_GIVEN TASK_: In the listing below, count the lines with "this" and report only the figure.

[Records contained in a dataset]
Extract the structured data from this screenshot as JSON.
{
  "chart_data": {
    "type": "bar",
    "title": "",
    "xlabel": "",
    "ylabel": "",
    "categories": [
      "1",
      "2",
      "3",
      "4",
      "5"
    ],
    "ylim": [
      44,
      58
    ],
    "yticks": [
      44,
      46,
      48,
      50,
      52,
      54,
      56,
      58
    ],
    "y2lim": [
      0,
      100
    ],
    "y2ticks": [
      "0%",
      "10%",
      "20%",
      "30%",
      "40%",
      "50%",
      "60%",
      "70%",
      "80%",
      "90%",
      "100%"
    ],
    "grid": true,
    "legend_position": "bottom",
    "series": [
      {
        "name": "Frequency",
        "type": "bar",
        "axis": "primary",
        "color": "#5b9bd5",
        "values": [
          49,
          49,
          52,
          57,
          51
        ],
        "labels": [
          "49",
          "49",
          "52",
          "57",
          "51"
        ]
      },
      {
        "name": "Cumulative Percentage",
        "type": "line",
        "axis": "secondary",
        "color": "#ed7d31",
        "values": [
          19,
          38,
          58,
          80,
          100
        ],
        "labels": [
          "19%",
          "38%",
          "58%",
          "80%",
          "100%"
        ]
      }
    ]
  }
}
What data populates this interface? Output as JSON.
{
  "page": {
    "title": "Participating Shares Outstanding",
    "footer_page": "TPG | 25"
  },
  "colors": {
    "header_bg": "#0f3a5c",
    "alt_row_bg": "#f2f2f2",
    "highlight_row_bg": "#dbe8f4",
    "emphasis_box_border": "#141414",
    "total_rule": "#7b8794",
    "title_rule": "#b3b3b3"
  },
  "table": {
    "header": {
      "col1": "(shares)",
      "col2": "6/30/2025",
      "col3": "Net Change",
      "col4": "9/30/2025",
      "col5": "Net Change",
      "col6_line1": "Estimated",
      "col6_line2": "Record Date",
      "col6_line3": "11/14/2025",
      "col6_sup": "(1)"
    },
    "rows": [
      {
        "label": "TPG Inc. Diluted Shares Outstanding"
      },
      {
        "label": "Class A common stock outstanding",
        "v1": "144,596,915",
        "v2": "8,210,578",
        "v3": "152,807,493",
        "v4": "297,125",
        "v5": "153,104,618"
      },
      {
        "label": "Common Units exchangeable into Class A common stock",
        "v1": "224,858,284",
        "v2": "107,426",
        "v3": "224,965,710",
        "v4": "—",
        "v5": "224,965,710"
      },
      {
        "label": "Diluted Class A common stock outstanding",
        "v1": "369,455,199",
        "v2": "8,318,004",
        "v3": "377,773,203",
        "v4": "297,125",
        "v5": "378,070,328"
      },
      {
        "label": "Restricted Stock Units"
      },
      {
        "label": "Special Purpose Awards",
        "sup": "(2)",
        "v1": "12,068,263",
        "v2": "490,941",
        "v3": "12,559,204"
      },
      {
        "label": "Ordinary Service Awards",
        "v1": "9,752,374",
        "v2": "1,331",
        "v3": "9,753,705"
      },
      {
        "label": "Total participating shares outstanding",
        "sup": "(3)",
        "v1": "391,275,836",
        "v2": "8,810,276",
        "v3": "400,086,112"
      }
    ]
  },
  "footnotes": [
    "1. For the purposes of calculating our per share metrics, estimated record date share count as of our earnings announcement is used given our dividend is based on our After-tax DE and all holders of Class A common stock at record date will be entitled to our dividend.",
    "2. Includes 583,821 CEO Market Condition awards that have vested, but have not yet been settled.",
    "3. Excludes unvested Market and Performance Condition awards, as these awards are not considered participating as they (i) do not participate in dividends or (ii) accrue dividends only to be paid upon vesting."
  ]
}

_PROBLEM SOLUTION_: 2